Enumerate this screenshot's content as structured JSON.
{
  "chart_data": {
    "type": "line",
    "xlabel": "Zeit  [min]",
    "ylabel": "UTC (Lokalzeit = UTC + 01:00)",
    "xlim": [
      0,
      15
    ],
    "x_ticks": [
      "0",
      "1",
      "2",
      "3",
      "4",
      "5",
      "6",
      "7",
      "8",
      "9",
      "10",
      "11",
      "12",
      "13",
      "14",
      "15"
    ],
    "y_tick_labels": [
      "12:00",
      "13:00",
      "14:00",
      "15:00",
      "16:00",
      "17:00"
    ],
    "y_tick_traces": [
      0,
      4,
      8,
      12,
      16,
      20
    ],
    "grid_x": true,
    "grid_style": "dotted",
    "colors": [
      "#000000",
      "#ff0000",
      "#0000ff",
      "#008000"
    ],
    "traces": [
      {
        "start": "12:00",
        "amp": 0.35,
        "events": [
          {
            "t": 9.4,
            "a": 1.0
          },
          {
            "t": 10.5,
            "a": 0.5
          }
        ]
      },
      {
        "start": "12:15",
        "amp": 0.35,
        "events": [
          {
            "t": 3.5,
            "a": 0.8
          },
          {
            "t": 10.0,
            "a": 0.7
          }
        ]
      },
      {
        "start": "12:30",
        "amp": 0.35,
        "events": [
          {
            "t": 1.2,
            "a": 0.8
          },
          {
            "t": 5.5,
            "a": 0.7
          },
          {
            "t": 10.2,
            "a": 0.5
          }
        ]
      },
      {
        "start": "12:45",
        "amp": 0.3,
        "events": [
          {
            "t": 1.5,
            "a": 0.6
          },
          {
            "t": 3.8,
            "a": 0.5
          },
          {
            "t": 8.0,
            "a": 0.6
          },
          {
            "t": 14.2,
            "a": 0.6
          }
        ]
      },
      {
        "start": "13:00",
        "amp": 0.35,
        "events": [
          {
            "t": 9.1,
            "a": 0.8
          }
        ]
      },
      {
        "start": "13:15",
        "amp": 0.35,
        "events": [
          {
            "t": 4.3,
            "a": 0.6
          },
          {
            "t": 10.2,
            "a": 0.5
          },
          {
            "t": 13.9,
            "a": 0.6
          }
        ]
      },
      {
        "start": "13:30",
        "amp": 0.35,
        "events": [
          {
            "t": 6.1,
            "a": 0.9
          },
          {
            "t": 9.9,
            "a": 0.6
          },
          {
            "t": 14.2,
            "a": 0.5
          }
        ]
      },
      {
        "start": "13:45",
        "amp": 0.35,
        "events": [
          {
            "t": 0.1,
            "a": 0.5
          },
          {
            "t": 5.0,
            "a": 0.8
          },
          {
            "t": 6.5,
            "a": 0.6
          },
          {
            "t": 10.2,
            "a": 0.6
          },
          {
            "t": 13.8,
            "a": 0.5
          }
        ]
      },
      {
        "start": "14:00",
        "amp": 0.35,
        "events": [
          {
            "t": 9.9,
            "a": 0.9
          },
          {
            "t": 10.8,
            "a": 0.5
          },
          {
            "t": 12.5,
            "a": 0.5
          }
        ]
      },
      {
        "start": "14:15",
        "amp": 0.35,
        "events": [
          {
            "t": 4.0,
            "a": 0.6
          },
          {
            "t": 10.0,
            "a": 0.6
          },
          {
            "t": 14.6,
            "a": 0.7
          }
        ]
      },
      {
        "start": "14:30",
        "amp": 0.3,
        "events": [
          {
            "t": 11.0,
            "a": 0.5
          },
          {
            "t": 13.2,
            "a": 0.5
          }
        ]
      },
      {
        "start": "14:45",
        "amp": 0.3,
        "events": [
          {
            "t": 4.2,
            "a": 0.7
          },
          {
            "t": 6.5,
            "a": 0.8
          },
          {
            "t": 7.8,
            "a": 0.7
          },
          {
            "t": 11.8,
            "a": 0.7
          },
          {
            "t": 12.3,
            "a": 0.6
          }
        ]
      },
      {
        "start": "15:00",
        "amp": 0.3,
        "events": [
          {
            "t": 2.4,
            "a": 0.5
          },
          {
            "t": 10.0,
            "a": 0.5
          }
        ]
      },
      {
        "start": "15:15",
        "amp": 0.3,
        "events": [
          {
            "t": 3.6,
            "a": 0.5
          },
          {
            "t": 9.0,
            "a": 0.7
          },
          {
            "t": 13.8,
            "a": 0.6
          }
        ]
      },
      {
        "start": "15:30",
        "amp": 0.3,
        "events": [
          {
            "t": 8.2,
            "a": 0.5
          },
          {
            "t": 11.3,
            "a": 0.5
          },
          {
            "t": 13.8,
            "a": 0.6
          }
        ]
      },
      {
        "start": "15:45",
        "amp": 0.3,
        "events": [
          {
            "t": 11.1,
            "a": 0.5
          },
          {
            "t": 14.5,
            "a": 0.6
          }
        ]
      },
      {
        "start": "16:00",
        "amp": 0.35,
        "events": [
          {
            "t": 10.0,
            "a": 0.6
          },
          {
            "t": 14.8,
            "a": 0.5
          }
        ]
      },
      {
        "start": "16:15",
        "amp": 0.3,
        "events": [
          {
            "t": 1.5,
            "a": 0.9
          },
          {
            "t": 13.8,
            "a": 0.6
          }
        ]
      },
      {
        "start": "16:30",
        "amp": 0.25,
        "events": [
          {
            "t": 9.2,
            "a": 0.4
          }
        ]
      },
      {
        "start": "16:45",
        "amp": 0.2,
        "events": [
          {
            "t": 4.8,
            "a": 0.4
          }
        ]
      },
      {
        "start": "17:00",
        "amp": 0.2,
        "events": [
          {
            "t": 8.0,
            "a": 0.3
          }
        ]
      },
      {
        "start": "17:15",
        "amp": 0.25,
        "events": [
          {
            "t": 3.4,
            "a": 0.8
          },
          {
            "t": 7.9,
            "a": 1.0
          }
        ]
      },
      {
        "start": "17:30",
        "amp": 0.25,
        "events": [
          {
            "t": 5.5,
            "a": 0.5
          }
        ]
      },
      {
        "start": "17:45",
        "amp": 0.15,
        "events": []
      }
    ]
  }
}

+-------+

◆ What the exercise asks ◆
Repeat the records above exactly, from the first line to the last.

◆ Exercise answer ◆
Enumerate this screenshot's content as structured JSON.
{
  "chart_data": {
    "type": "line",
    "xlabel": "Zeit  [min]",
    "ylabel": "UTC (Lokalzeit = UTC + 01:00)",
    "xlim": [
      0,
      15
    ],
    "x_ticks": [
      "0",
      "1",
      "2",
      "3",
      "4",
      "5",
      "6",
      "7",
      "8",
      "9",
      "10",
      "11",
      "12",
      "13",
      "14",
      "15"
    ],
    "y_tick_labels": [
      "12:00",
      "13:00",
      "14:00",
      "15:00",
      "16:00",
      "17:00"
    ],
    "y_tick_traces": [
      0,
      4,
      8,
      12,
      16,
      20
    ],
    "grid_x": true,
    "grid_style": "dotted",
    "colors": [
      "#000000",
      "#ff0000",
      "#0000ff",
      "#008000"
    ],
    "traces": [
      {
        "start": "12:00",
        "amp": 0.35,
        "events": [
          {
            "t": 9.4,
            "a": 1.0
          },
          {
            "t": 10.5,
            "a": 0.5
          }
        ]
      },
      {
        "start": "12:15",
        "amp": 0.35,
        "events": [
          {
            "t": 3.5,
            "a": 0.8
          },
          {
            "t": 10.0,
            "a": 0.7
          }
        ]
      },
      {
        "start": "12:30",
        "amp": 0.35,
        "events": [
          {
            "t": 1.2,
            "a": 0.8
          },
          {
            "t": 5.5,
            "a": 0.7
          },
          {
            "t": 10.2,
            "a": 0.5
          }
        ]
      },
      {
        "start": "12:45",
        "amp": 0.3,
        "events": [
          {
            "t": 1.5,
            "a": 0.6
          },
          {
            "t": 3.8,
            "a": 0.5
          },
          {
            "t": 8.0,
            "a": 0.6
          },
          {
            "t": 14.2,
            "a": 0.6
          }
        ]
      },
      {
        "start": "13:00",
        "amp": 0.35,
        "events": [
          {
            "t": 9.1,
            "a": 0.8
          }
        ]
      },
      {
        "start": "13:15",
        "amp": 0.35,
        "events": [
          {
            "t": 4.3,
            "a": 0.6
          },
          {
            "t": 10.2,
            "a": 0.5
          },
          {
            "t": 13.9,
            "a": 0.6
          }
        ]
      },
      {
        "start": "13:30",
        "amp": 0.35,
        "events": [
          {
            "t": 6.1,
            "a": 0.9
          },
          {
            "t": 9.9,
            "a": 0.6
          },
          {
            "t": 14.2,
            "a": 0.5
          }
        ]
      },
      {
        "start": "13:45",
        "amp": 0.35,
        "events": [
          {
            "t": 0.1,
            "a": 0.5
          },
          {
            "t": 5.0,
            "a": 0.8
          },
          {
            "t": 6.5,
            "a": 0.6
          },
          {
            "t": 10.2,
            "a": 0.6
          },
          {
            "t": 13.8,
            "a": 0.5
          }
        ]
      },
      {
        "start": "14:00",
        "amp": 0.35,
        "events": [
          {
            "t": 9.9,
            "a": 0.9
          },
          {
            "t": 10.8,
            "a": 0.5
          },
          {
            "t": 12.5,
            "a": 0.5
          }
        ]
      },
      {
        "start": "14:15",
        "amp": 0.35,
        "events": [
          {
            "t": 4.0,
            "a": 0.6
          },
          {
            "t": 10.0,
            "a": 0.6
          },
          {
            "t": 14.6,
            "a": 0.7
          }
        ]
      },
      {
        "start": "14:30",
        "amp": 0.3,
        "events": [
          {
            "t": 11.0,
            "a": 0.5
          },
          {
            "t": 13.2,
            "a": 0.5
          }
        ]
      },
      {
        "start": "14:45",
        "amp": 0.3,
        "events": [
          {
            "t": 4.2,
            "a": 0.7
          },
          {
            "t": 6.5,
            "a": 0.8
          },
          {
            "t": 7.8,
            "a": 0.7
          },
          {
            "t": 11.8,
            "a": 0.7
          },
          {
            "t": 12.3,
            "a": 0.6
          }
        ]
      },
      {
        "start": "15:00",
        "amp": 0.3,
        "events": [
          {
            "t": 2.4,
            "a": 0.5
          },
          {
            "t": 10.0,
            "a": 0.5
          }
        ]
      },
      {
        "start": "15:15",
        "amp": 0.3,
        "events": [
          {
            "t": 3.6,
            "a": 0.5
          },
          {
            "t": 9.0,
            "a": 0.7
          },
          {
            "t": 13.8,
            "a": 0.6
          }
        ]
      },
      {
        "start": "15:30",
        "amp": 0.3,
        "events": [
          {
            "t": 8.2,
            "a": 0.5
          },
          {
            "t": 11.3,
            "a": 0.5
          },
          {
            "t": 13.8,
            "a": 0.6
          }
        ]
      },
      {
        "start": "15:45",
        "amp": 0.3,
        "events": [
          {
            "t": 11.1,
            "a": 0.5
          },
          {
            "t": 14.5,
            "a": 0.6
          }
        ]
      },
      {
        "start": "16:00",
        "amp": 0.35,
        "events": [
          {
            "t": 10.0,
            "a": 0.6
          },
          {
            "t": 14.8,
            "a": 0.5
          }
        ]
      },
      {
        "start": "16:15",
        "amp": 0.3,
        "events": [
          {
            "t": 1.5,
            "a": 0.9
          },
          {
            "t": 13.8,
            "a": 0.6
          }
        ]
      },
      {
        "start": "16:30",
        "amp": 0.25,
        "events": [
          {
            "t": 9.2,
            "a": 0.4
          }
        ]
      },
      {
        "start": "16:45",
        "amp": 0.2,
        "events": [
          {
            "t": 4.8,
            "a": 0.4
          }
        ]
      },
      {
        "start": "17:00",
        "amp": 0.2,
        "events": [
          {
            "t": 8.0,
            "a": 0.3
          }
        ]
      },
      {
        "start": "17:15",
        "amp": 0.25,
        "events": [
          {
            "t": 3.4,
            "a": 0.8
          },
          {
            "t": 7.9,
            "a": 1.0
          }
        ]
      },
      {
        "start": "17:30",
        "amp": 0.25,
        "events": [
          {
            "t": 5.5,
            "a": 0.5
          }
        ]
      },
      {
        "start": "17:45",
        "amp": 0.15,
        "events": []
      }
    ]
  }
}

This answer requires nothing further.